━━━━━ RECORDS FOR THIS TASK
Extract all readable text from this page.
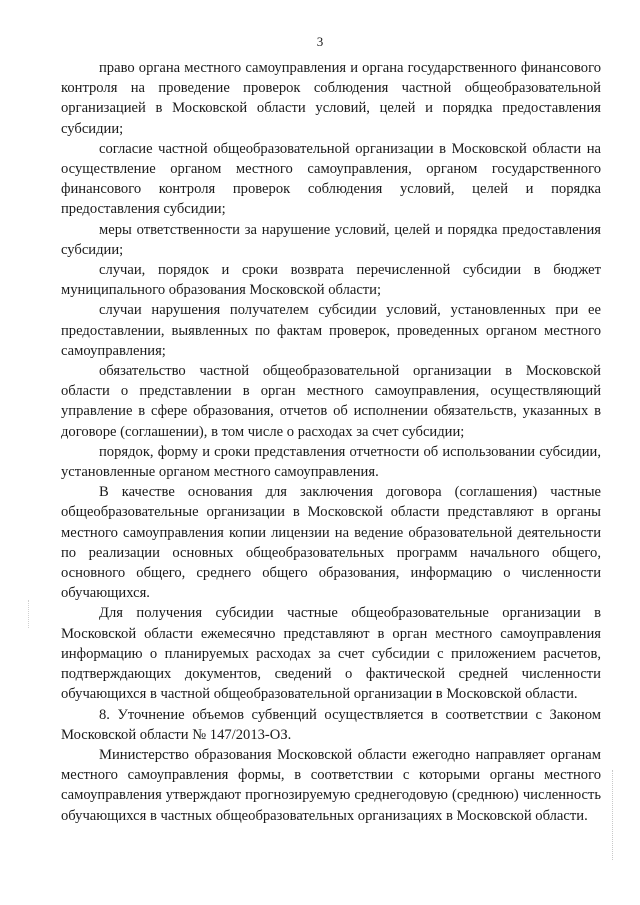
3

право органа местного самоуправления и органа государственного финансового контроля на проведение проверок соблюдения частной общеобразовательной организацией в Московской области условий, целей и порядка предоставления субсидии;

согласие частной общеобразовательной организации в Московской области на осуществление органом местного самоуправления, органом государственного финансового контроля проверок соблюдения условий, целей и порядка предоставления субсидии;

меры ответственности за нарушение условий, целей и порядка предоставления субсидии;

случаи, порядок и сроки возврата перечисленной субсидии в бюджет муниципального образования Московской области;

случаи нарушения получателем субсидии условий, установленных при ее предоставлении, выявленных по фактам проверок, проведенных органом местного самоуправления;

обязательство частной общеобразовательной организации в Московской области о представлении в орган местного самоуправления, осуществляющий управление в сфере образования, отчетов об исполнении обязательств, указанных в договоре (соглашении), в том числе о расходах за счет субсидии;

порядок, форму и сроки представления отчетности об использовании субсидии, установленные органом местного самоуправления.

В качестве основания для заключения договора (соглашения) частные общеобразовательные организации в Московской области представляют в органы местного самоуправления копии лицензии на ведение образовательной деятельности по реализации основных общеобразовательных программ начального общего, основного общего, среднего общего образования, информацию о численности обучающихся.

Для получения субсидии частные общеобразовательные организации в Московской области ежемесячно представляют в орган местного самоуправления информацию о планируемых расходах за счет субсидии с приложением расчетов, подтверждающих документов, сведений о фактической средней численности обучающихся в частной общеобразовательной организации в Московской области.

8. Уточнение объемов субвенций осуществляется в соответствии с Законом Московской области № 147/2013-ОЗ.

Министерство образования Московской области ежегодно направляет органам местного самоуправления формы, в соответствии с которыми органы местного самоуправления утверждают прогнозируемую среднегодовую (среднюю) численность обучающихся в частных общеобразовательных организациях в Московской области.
━━━━━━━━━━
━━━━━ RECORDS FOR THIS TASK
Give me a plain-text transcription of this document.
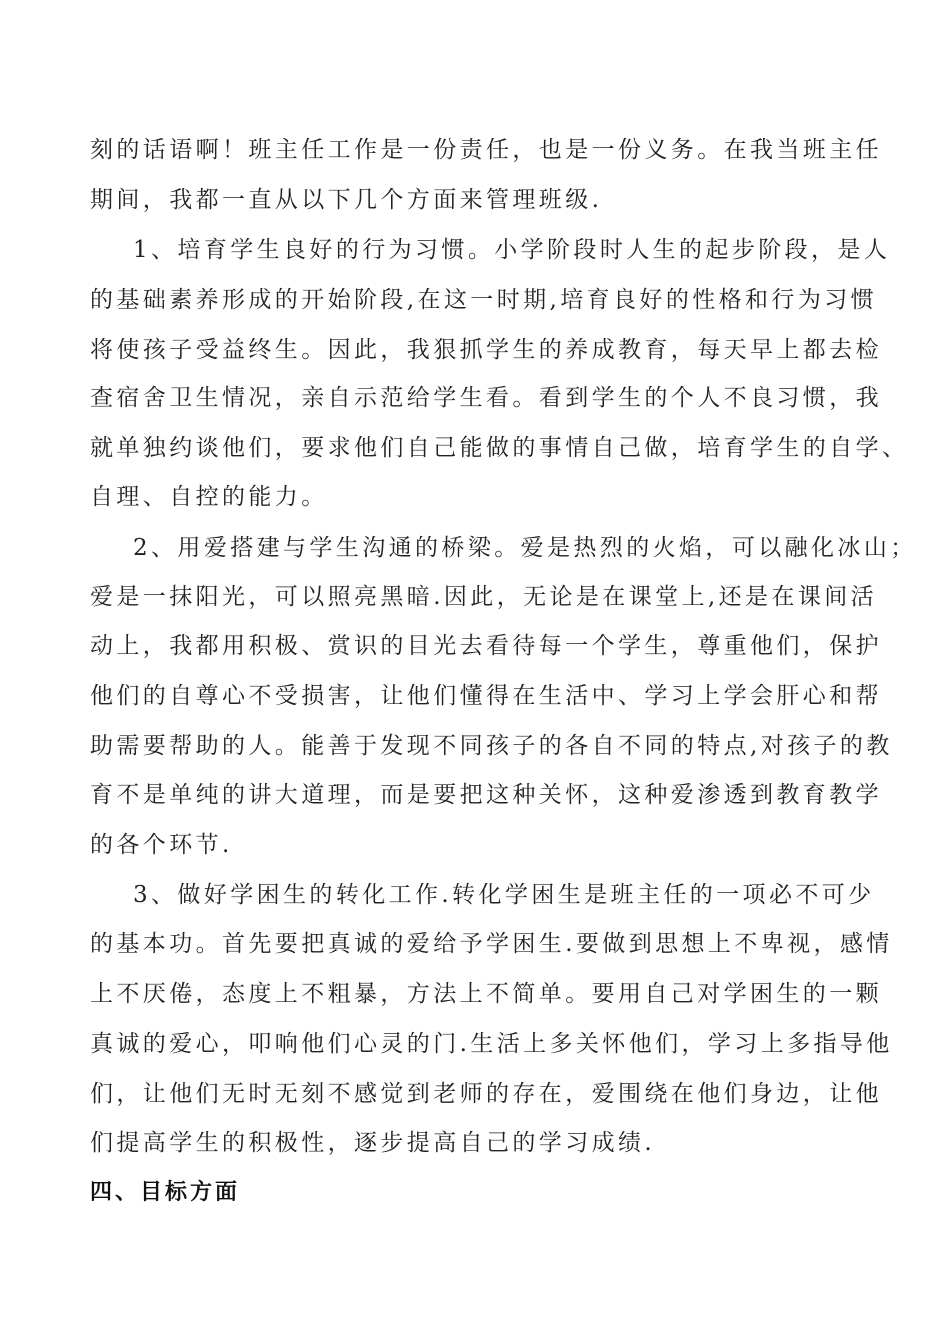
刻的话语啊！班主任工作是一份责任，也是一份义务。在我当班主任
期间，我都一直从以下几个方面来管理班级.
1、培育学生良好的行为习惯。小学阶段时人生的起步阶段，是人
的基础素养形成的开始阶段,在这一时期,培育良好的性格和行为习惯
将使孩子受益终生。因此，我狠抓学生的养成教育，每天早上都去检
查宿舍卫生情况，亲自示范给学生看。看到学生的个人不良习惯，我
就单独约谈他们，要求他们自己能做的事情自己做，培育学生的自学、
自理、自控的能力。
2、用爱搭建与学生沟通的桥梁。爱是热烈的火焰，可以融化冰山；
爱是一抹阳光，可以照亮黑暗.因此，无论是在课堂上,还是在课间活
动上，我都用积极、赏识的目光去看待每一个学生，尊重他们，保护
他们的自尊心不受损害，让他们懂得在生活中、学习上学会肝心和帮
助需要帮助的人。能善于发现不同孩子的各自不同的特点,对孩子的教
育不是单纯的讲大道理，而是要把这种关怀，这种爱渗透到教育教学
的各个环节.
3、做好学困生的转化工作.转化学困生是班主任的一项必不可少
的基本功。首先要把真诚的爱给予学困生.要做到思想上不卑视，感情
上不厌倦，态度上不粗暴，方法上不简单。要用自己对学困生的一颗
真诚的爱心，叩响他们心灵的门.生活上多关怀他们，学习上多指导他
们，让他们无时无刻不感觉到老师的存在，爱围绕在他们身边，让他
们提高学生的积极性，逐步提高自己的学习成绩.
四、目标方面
━━━━━━━━━━
Within the listing, how many lines hold the word "соответствии"? Only the number is to be given.

> REPLY:
2